- Your objective
For this exercise, repeat all of the material verbatim apart from its images.

- Given entries
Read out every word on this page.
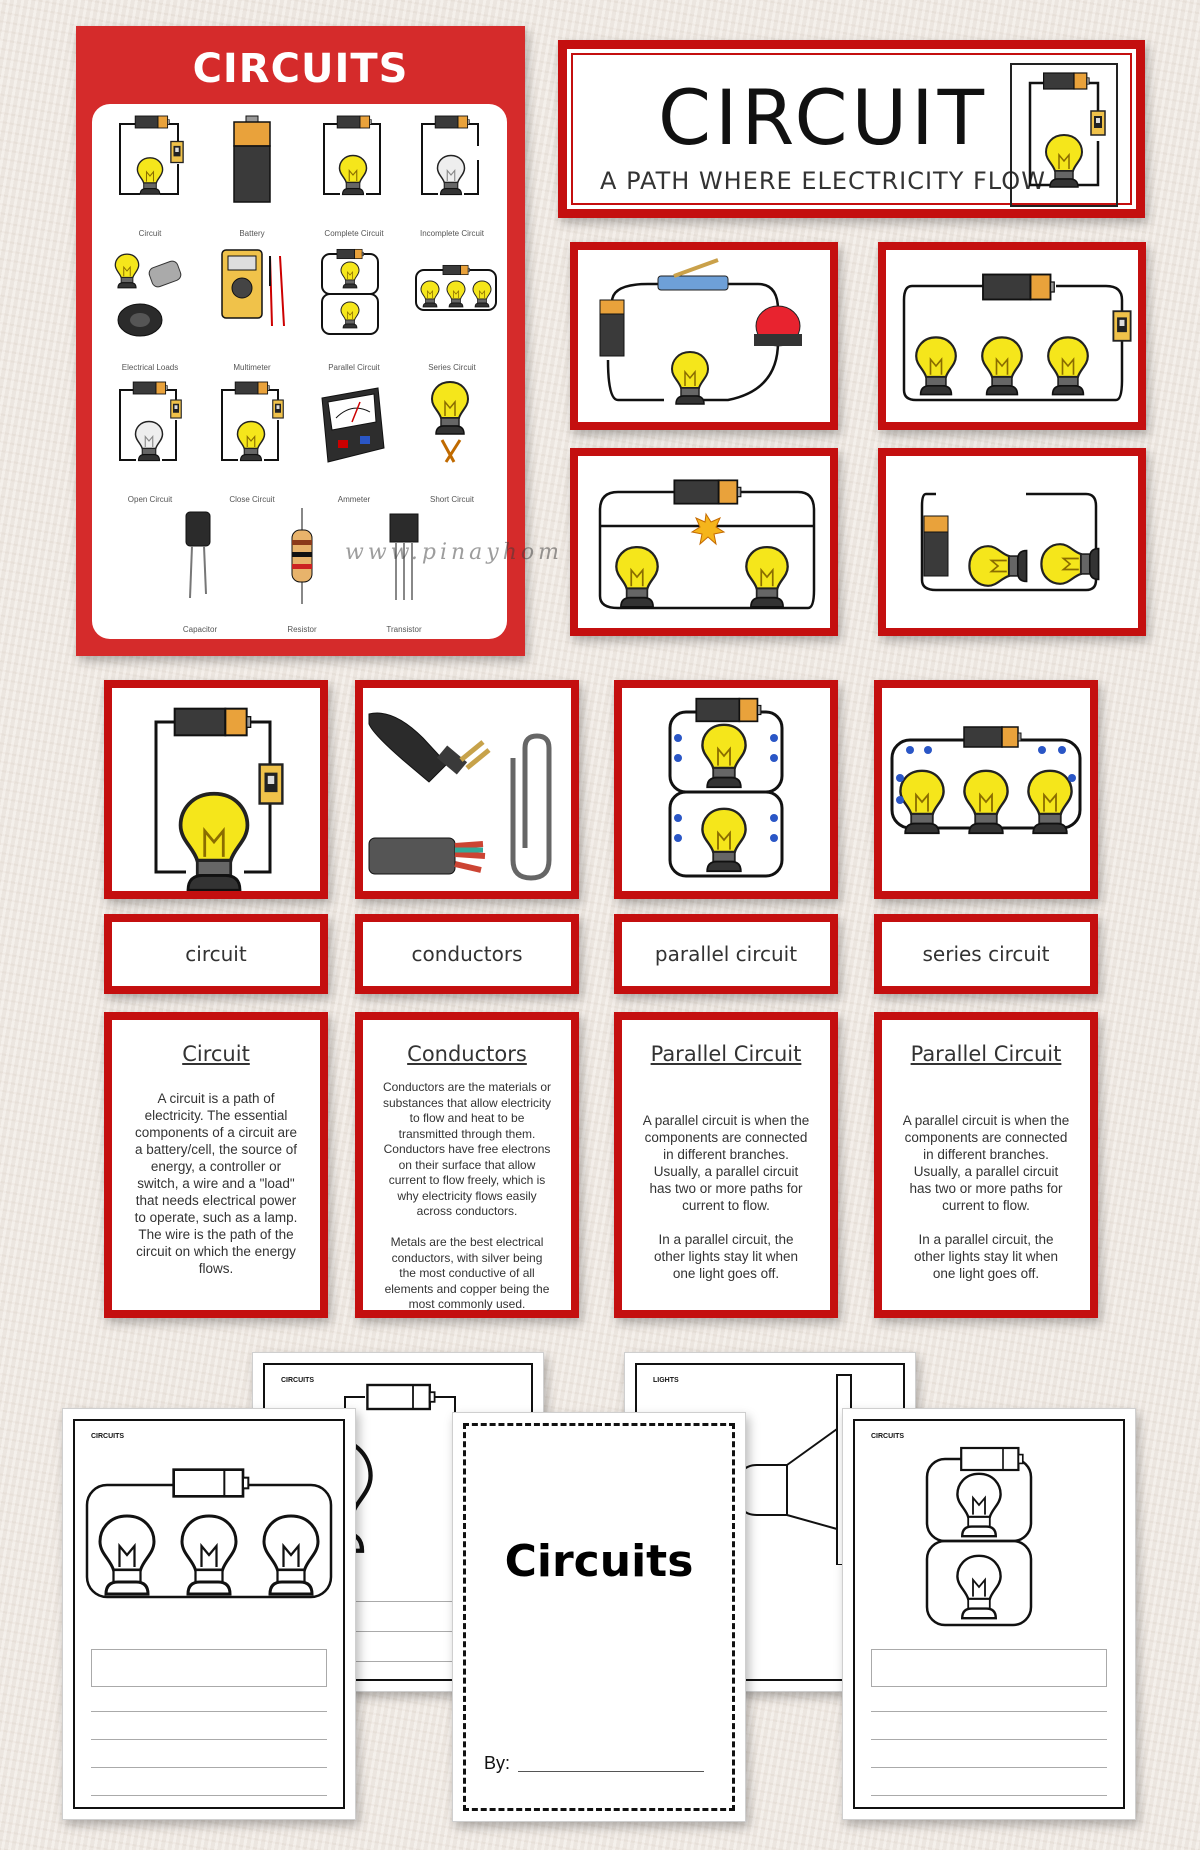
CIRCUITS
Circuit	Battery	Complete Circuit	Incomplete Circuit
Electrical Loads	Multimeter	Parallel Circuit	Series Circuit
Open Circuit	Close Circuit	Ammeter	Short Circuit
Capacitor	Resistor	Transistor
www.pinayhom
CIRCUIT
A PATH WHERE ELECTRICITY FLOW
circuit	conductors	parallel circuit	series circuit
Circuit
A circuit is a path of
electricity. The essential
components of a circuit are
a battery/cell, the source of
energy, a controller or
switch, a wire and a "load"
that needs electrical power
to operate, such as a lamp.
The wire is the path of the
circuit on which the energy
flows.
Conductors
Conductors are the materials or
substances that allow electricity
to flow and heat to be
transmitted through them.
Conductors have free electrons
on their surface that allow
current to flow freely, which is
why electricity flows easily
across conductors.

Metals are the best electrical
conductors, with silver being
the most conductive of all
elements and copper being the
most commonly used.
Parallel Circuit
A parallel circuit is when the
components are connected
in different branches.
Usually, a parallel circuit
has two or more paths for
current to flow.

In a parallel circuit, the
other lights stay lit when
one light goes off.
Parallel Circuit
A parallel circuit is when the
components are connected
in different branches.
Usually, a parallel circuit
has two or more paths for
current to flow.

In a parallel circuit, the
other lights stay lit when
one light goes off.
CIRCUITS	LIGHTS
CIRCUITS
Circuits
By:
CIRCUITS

- Full response
Read out every word on this page.
CIRCUITS
Circuit	Battery	Complete Circuit	Incomplete Circuit
Electrical Loads	Multimeter	Parallel Circuit	Series Circuit
Open Circuit	Close Circuit	Ammeter	Short Circuit
Capacitor	Resistor	Transistor
www.pinayhom
CIRCUIT
A PATH WHERE ELECTRICITY FLOW
circuit	conductors	parallel circuit	series circuit
Circuit
A circuit is a path of
electricity. The essential
components of a circuit are
a battery/cell, the source of
energy, a controller or
switch, a wire and a "load"
that needs electrical power
to operate, such as a lamp.
The wire is the path of the
circuit on which the energy
flows.
Conductors
Conductors are the materials or
substances that allow electricity
to flow and heat to be
transmitted through them.
Conductors have free electrons
on their surface that allow
current to flow freely, which is
why electricity flows easily
across conductors.

Metals are the best electrical
conductors, with silver being
the most conductive of all
elements and copper being the
most commonly used.
Parallel Circuit
A parallel circuit is when the
components are connected
in different branches.
Usually, a parallel circuit
has two or more paths for
current to flow.

In a parallel circuit, the
other lights stay lit when
one light goes off.
Parallel Circuit
A parallel circuit is when the
components are connected
in different branches.
Usually, a parallel circuit
has two or more paths for
current to flow.

In a parallel circuit, the
other lights stay lit when
one light goes off.
CIRCUITS	LIGHTS
CIRCUITS
Circuits
By:
CIRCUITS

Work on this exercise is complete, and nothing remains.